> DIRECTION: List each line of the data that holds the string "ohne".

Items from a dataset

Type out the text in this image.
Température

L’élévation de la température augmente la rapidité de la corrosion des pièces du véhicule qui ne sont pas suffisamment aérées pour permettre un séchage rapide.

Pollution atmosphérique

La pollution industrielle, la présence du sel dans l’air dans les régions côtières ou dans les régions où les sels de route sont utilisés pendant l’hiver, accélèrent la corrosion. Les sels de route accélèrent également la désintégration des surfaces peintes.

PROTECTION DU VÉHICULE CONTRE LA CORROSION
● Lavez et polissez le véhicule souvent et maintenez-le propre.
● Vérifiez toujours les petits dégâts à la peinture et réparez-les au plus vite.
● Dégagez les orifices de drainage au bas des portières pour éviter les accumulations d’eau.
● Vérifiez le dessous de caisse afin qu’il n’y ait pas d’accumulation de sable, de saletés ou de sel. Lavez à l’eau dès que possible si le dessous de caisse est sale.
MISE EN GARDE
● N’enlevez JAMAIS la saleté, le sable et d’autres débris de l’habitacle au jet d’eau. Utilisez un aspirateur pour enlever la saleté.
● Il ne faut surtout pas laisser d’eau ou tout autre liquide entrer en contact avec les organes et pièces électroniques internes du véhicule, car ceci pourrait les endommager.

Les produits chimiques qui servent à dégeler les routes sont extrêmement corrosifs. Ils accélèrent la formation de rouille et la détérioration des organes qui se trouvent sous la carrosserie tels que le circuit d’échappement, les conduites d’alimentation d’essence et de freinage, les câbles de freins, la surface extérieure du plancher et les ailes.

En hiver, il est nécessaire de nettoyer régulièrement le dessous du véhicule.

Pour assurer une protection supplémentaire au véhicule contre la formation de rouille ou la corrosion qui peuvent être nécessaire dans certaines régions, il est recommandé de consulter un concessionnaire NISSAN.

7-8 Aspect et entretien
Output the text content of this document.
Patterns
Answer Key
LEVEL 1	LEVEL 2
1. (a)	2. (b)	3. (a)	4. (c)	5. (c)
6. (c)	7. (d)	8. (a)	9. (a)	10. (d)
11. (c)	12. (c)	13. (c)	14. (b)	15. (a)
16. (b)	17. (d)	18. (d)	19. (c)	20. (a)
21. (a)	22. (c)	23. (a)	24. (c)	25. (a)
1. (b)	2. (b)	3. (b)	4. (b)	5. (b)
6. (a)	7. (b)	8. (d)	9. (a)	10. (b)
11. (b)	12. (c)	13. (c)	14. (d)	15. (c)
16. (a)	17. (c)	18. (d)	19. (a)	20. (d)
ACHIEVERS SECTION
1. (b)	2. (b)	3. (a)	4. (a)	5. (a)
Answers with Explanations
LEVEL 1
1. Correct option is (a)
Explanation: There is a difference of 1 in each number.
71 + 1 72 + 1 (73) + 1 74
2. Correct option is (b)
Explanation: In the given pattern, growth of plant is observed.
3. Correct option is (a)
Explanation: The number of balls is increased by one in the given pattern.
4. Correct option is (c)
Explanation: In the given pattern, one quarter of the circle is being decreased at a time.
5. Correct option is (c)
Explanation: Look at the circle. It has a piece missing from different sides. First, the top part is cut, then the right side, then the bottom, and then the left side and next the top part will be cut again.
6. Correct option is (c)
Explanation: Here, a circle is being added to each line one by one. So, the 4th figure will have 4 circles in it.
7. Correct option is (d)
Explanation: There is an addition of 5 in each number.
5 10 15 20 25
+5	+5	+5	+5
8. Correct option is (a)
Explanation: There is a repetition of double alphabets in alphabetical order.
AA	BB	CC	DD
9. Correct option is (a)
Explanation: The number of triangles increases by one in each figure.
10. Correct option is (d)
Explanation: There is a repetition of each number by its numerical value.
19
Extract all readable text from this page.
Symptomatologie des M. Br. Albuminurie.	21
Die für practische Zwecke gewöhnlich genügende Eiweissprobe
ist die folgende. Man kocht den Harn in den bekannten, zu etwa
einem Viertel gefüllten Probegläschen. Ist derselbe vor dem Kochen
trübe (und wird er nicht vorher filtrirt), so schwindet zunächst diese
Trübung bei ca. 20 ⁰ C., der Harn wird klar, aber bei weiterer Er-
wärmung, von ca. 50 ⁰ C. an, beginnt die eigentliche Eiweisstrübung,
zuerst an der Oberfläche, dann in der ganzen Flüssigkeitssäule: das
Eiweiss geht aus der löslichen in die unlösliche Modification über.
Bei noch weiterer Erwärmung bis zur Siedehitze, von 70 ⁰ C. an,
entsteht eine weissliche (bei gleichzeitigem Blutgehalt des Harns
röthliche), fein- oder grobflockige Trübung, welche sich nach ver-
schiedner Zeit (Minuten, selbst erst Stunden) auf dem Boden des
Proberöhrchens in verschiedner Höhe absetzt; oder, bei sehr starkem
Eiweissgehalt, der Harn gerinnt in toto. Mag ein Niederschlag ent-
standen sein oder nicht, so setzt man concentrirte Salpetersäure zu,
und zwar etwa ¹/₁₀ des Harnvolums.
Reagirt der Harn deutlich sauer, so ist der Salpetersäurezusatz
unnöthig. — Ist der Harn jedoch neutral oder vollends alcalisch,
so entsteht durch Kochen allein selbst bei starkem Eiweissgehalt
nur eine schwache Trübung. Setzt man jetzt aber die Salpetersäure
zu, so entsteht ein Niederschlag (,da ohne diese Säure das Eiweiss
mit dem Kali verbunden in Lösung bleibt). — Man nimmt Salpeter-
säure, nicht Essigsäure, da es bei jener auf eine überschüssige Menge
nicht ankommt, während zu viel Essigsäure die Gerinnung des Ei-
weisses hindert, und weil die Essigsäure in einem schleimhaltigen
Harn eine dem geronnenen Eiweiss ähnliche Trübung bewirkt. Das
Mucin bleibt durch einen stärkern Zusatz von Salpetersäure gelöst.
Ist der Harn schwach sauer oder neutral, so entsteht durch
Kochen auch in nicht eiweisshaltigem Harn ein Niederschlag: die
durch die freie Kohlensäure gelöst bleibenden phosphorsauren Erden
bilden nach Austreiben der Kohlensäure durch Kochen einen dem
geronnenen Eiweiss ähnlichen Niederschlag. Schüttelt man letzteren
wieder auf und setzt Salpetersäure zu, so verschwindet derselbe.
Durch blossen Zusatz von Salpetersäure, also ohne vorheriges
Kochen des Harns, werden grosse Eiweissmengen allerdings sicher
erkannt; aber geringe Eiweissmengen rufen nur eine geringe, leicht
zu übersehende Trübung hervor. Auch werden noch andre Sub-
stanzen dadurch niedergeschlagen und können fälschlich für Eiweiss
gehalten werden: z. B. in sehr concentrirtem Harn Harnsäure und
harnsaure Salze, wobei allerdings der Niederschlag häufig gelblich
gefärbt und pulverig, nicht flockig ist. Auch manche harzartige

> ANSWER TO THE EXERCISE:
zu, so entsteht ein Niederschlag (,da ohne diese Säure das Eiweiss
Durch blossen Zusatz von Salpetersäure, also ohne vorheriges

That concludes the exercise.